→ **Goal**
Reproduce all entries precisely, down to the last character.

→ **Task inputs**

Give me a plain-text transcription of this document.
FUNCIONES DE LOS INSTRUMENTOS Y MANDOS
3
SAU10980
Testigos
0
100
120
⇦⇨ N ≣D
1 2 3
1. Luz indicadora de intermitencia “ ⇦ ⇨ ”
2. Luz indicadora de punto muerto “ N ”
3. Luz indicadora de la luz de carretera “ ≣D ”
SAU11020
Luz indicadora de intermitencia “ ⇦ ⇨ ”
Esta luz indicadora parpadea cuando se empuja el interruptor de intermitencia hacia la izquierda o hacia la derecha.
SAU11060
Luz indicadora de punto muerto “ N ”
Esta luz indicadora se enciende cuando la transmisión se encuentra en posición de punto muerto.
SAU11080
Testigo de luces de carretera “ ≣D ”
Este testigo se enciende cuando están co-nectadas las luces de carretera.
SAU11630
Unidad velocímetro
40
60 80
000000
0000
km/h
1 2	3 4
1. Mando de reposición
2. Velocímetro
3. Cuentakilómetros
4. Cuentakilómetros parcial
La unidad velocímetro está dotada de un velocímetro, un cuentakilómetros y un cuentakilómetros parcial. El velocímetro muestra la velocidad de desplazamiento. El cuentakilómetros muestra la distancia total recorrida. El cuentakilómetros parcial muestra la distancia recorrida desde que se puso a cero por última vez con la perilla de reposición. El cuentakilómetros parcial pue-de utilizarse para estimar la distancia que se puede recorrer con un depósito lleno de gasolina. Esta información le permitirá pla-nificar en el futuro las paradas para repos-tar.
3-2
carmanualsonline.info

→ **Correct output**
Give me a plain-text transcription of this document.
FUNCIONES DE LOS INSTRUMENTOS Y MANDOS
3
SAU10980
Testigos
0
100
120
⇦⇨ N ≣D
1 2 3
1. Luz indicadora de intermitencia “ ⇦ ⇨ ”
2. Luz indicadora de punto muerto “ N ”
3. Luz indicadora de la luz de carretera “ ≣D ”
SAU11020
Luz indicadora de intermitencia “ ⇦ ⇨ ”
Esta luz indicadora parpadea cuando se empuja el interruptor de intermitencia hacia la izquierda o hacia la derecha.
SAU11060
Luz indicadora de punto muerto “ N ”
Esta luz indicadora se enciende cuando la transmisión se encuentra en posición de punto muerto.
SAU11080
Testigo de luces de carretera “ ≣D ”
Este testigo se enciende cuando están co-nectadas las luces de carretera.
SAU11630
Unidad velocímetro
40
60 80
000000
0000
km/h
1 2	3 4
1. Mando de reposición
2. Velocímetro
3. Cuentakilómetros
4. Cuentakilómetros parcial
La unidad velocímetro está dotada de un velocímetro, un cuentakilómetros y un cuentakilómetros parcial. El velocímetro muestra la velocidad de desplazamiento. El cuentakilómetros muestra la distancia total recorrida. El cuentakilómetros parcial muestra la distancia recorrida desde que se puso a cero por última vez con la perilla de reposición. El cuentakilómetros parcial pue-de utilizarse para estimar la distancia que se puede recorrer con un depósito lleno de gasolina. Esta información le permitirá pla-nificar en el futuro las paradas para repos-tar.
3-2
carmanualsonline.info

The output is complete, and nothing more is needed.